> _WHAT NEEDS TO BE DONE_
Copy out exactly the lines from the one containing "What's the underlying" through the end of the records, and no pictures.

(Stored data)
★ ★ ★
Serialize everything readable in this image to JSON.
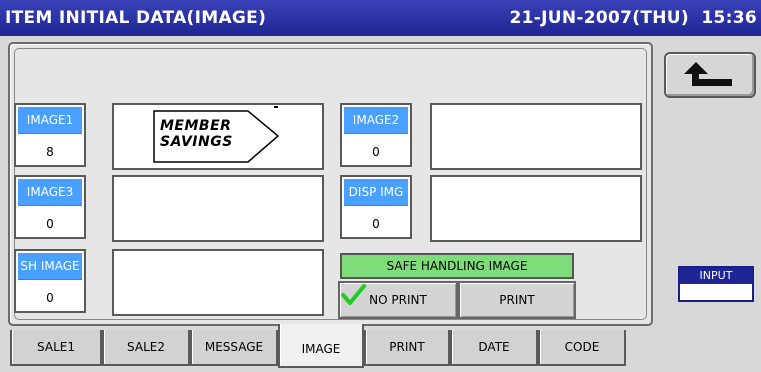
{
  "title": "ITEM INITIAL DATA(IMAGE)",
  "datetime": "21-JUN-2007(THU)  15:36",
  "fields": {
    "image1": {
      "label": "IMAGE1",
      "value": "8"
    },
    "image2": {
      "label": "IMAGE2",
      "value": "0"
    },
    "image3": {
      "label": "IMAGE3",
      "value": "0"
    },
    "disp_img": {
      "label": "DISP IMG",
      "value": "0"
    },
    "sh_image": {
      "label": "SH IMAGE",
      "value": "0"
    }
  },
  "image1_preview": {
    "line1": "MEMBER",
    "line2": "SAVINGS"
  },
  "safe_handling": {
    "title": "SAFE HANDLING IMAGE",
    "no_print": "NO PRINT",
    "print": "PRINT",
    "selected": "no_print"
  },
  "input_indicator": {
    "label": "INPUT"
  },
  "tabs": [
    {
      "label": "SALE1"
    },
    {
      "label": "SALE2"
    },
    {
      "label": "MESSAGE"
    },
    {
      "label": "IMAGE"
    },
    {
      "label": "PRINT"
    },
    {
      "label": "DATE"
    },
    {
      "label": "CODE"
    }
  ],
  "active_tab": "IMAGE",
  "colors": {
    "titlebar": "#1e2592",
    "field_label": "#4aa0ff",
    "safe_handling": "#7fdc7a",
    "check": "#22cc22"
  },
  "icons": {
    "back": "return-arrow-icon",
    "selected": "checkmark-icon"
  }
}
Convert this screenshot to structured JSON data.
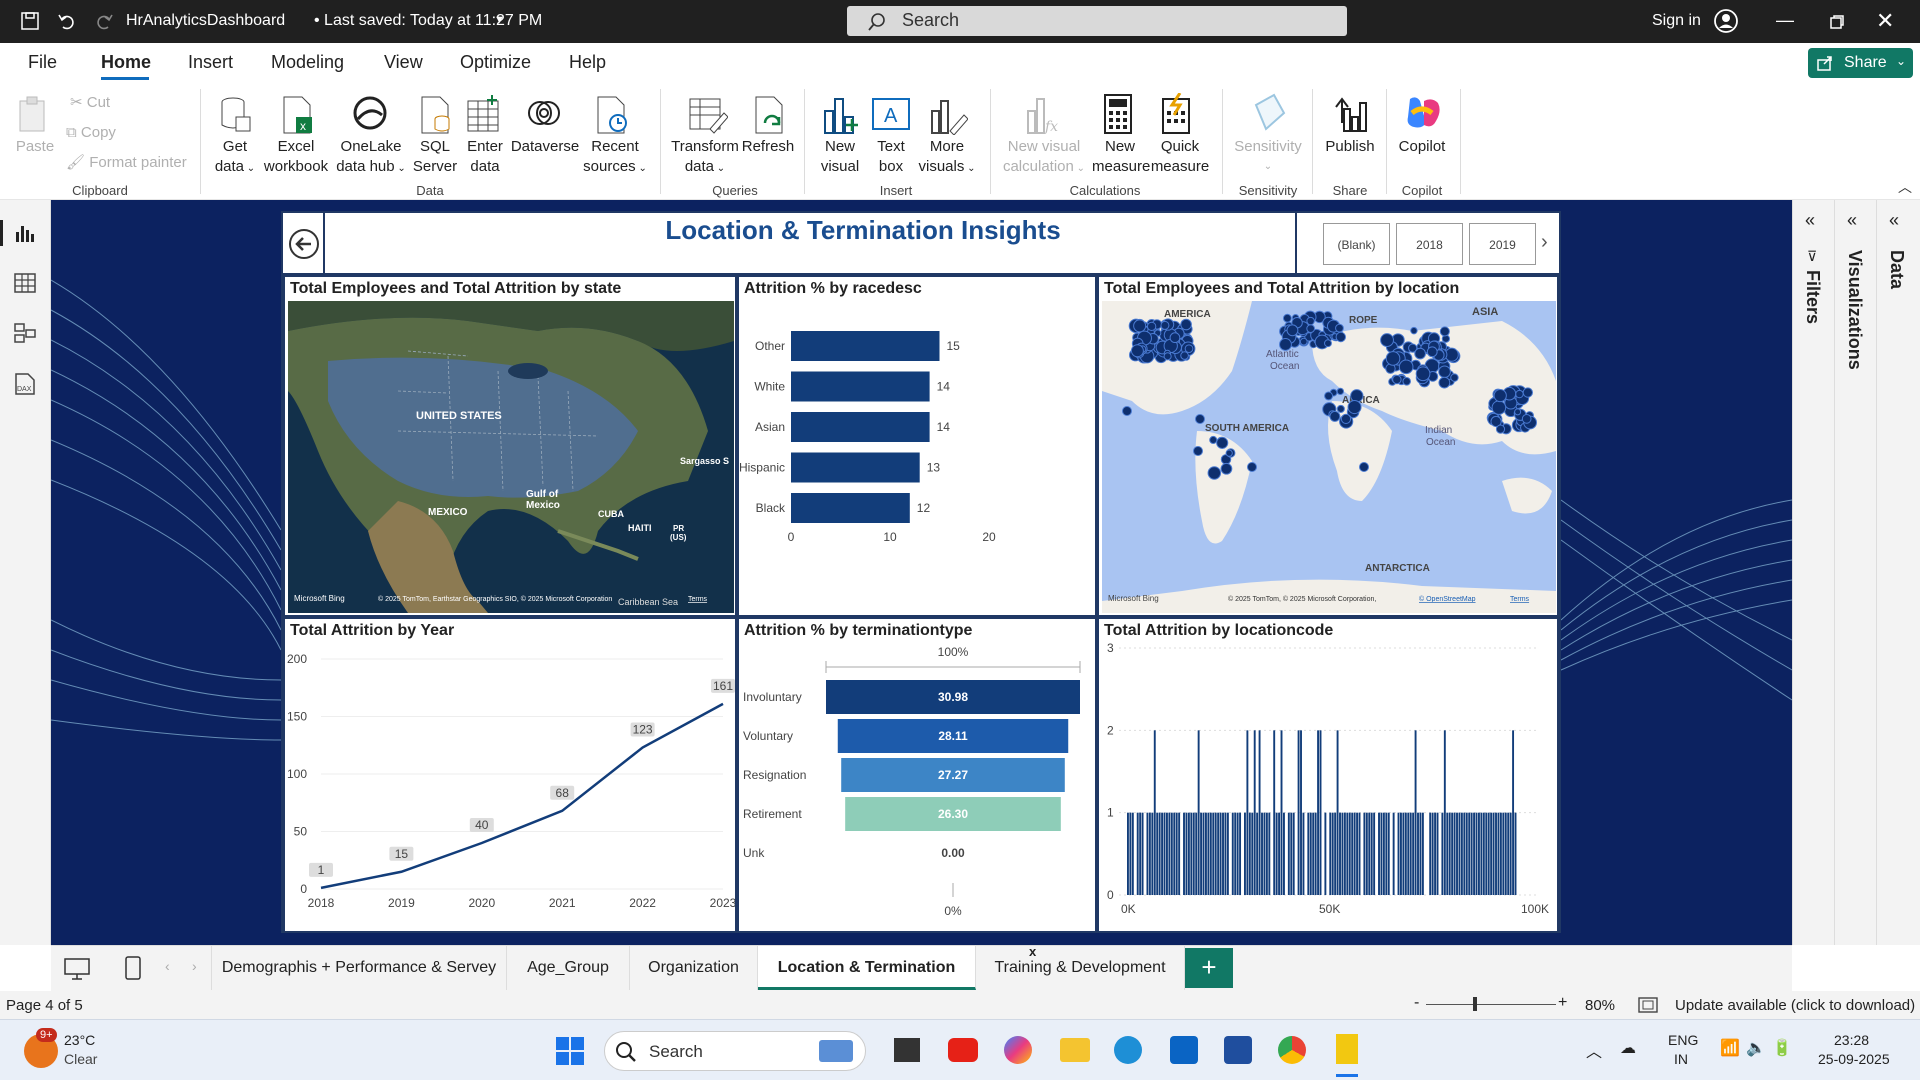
{
  "titlebar": {
    "title": "HrAnalyticsDashboard",
    "saved": "• Last saved: Today at 11:27 PM",
    "search": "Search",
    "signin": "Sign in"
  },
  "menu": {
    "items": [
      "File",
      "Home",
      "Insert",
      "Modeling",
      "View",
      "Optimize",
      "Help"
    ],
    "share": "Share"
  },
  "ribbon": {
    "clipboard": {
      "paste": "Paste",
      "cut": "Cut",
      "copy": "Copy",
      "format_painter": "Format painter",
      "group": "Clipboard"
    },
    "data": {
      "get_data": [
        "Get",
        "data"
      ],
      "excel": [
        "Excel",
        "workbook"
      ],
      "onelake": [
        "OneLake",
        "data hub"
      ],
      "sql": [
        "SQL",
        "Server"
      ],
      "enter": [
        "Enter",
        "data"
      ],
      "dataverse": "Dataverse",
      "recent": [
        "Recent",
        "sources"
      ],
      "group": "Data"
    },
    "queries": {
      "transform": [
        "Transform",
        "data"
      ],
      "refresh": "Refresh",
      "group": "Queries"
    },
    "insert": {
      "new_visual": [
        "New",
        "visual"
      ],
      "text_box": [
        "Text",
        "box"
      ],
      "more_visuals": [
        "More",
        "visuals"
      ],
      "group": "Insert"
    },
    "calculations": {
      "new_visual_calc": [
        "New visual",
        "calculation"
      ],
      "new_measure": [
        "New",
        "measure"
      ],
      "quick_measure": [
        "Quick",
        "measure"
      ],
      "group": "Calculations"
    },
    "sensitivity": {
      "label": "Sensitivity",
      "group": "Sensitivity"
    },
    "share": {
      "publish": "Publish",
      "group": "Share"
    },
    "copilot": {
      "label": "Copilot",
      "group": "Copilot"
    }
  },
  "report": {
    "title": "Location & Termination Insights",
    "slicer": [
      "(Blank)",
      "2018",
      "2019"
    ]
  },
  "panels": {
    "state_map": {
      "title": "Total Employees and Total Attrition by state",
      "labels": [
        "UNITED STATES",
        "MEXICO",
        "Gulf of",
        "Mexico",
        "CUBA",
        "HAITI",
        "PR",
        "(US)",
        "Sargasso S",
        "Caribbean Sea"
      ],
      "credit": "© 2025 TomTom, Earthstar Geographics SIO, © 2025 Microsoft Corporation",
      "terms": "Terms",
      "bing": "Microsoft Bing"
    },
    "world_map": {
      "title": "Total Employees and Total Attrition by location",
      "labels": [
        "ASIA",
        "ROPE",
        "AMERICA",
        "Atlantic",
        "Ocean",
        "AFRICA",
        "SOUTH AMERICA",
        "Indian",
        "Ocean",
        "ANTARCTICA"
      ],
      "credit": "© 2025 TomTom, © 2025 Microsoft Corporation,",
      "osm": "© OpenStreetMap",
      "terms": "Terms",
      "bing": "Microsoft Bing"
    },
    "year_title": "Total Attrition by Year",
    "race_title": "Attrition % by racedesc",
    "term_title": "Attrition % by terminationtype",
    "loc_title": "Total Attrition by locationcode"
  },
  "chart_data": [
    {
      "type": "bar",
      "orientation": "horizontal",
      "title": "Attrition % by racedesc",
      "categories": [
        "Other",
        "White",
        "Asian",
        "Hispanic",
        "Black"
      ],
      "values": [
        15,
        14,
        14,
        13,
        12
      ],
      "xlim": [
        0,
        20
      ],
      "xticks": [
        0,
        10,
        20
      ],
      "color": "#123d7a"
    },
    {
      "type": "line",
      "title": "Total Attrition by Year",
      "x": [
        "2018",
        "2019",
        "2020",
        "2021",
        "2022",
        "2023"
      ],
      "values": [
        1,
        15,
        40,
        68,
        123,
        161
      ],
      "ylim": [
        0,
        200
      ],
      "yticks": [
        0,
        50,
        100,
        150,
        200
      ],
      "color": "#123d7a"
    },
    {
      "type": "bar",
      "subtype": "funnel",
      "title": "Attrition % by terminationtype",
      "categories": [
        "Involuntary",
        "Voluntary",
        "Resignation",
        "Retirement",
        "Unk"
      ],
      "values": [
        30.98,
        28.11,
        27.27,
        26.3,
        0.0
      ],
      "value_labels": [
        "30.98",
        "28.11",
        "27.27",
        "26.30",
        "0.00"
      ],
      "top_label": "100%",
      "bottom_label": "0%",
      "colors": [
        "#123d7a",
        "#1d5bab",
        "#3d85c6",
        "#8ecdb8",
        "#cccccc"
      ]
    },
    {
      "type": "bar",
      "title": "Total Attrition by locationcode",
      "xticks": [
        "0K",
        "50K",
        "100K"
      ],
      "ylim": [
        0,
        3
      ],
      "yticks": [
        0,
        1,
        2,
        3
      ],
      "note": "dense column chart, most bars = 1, about 20 bars = 2, one bar = 3",
      "color": "#123d7a"
    }
  ],
  "tabs": [
    "Demographis + Performance & Servey",
    "Age_Group",
    "Organization",
    "Location & Termination Insights",
    "Training & Development"
  ],
  "active_tab": "Location & Termination Insights",
  "rightpanes": [
    "Filters",
    "Visualizations",
    "Data"
  ],
  "status": {
    "page": "Page 4 of 5",
    "zoom": "80%",
    "update": "Update available (click to download)"
  },
  "taskbar": {
    "temp": "23°C",
    "weather": "Clear",
    "badge": "9+",
    "search": "Search",
    "lang1": "ENG",
    "lang2": "IN",
    "time": "23:28",
    "date": "25-09-2025"
  }
}
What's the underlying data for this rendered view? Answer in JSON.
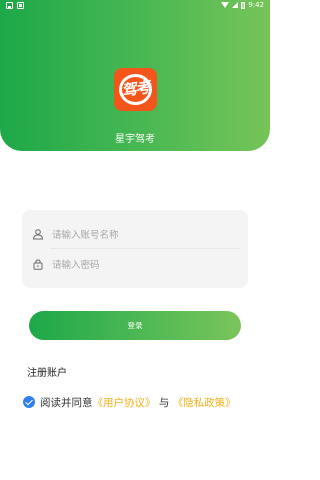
{
  "status_bar": {
    "time": "9:42"
  },
  "header": {
    "app_name": "星宇驾考",
    "logo_text": "驾考"
  },
  "form": {
    "username_placeholder": "请输入账号名称",
    "password_placeholder": "请输入密码"
  },
  "login_button": {
    "label": "登录"
  },
  "register": {
    "label": "注册账户"
  },
  "agreement": {
    "checked": true,
    "prefix": "阅读并同意",
    "user_agreement": "《用户协议》",
    "connector": "与",
    "privacy_policy": "《隐私政策》"
  },
  "colors": {
    "brand_green": "#1ea849",
    "logo_orange": "#f4551b",
    "link_yellow": "#f2b01c",
    "check_blue": "#2f80ed"
  }
}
★ ★ ★
> _WORKED ANSWER_
What's the underlying data for this rendered view? Answer in JSON.
{
  "status_bar": {
    "time": "9:42"
  },
  "header": {
    "app_name": "星宇驾考",
    "logo_text": "驾考"
  },
  "form": {
    "username_placeholder": "请输入账号名称",
    "password_placeholder": "请输入密码"
  },
  "login_button": {
    "label": "登录"
  },
  "register": {
    "label": "注册账户"
  },
  "agreement": {
    "checked": true,
    "prefix": "阅读并同意",
    "user_agreement": "《用户协议》",
    "connector": "与",
    "privacy_policy": "《隐私政策》"
  },
  "colors": {
    "brand_green": "#1ea849",
    "logo_orange": "#f4551b",
    "link_yellow": "#f2b01c",
    "check_blue": "#2f80ed"
  }
}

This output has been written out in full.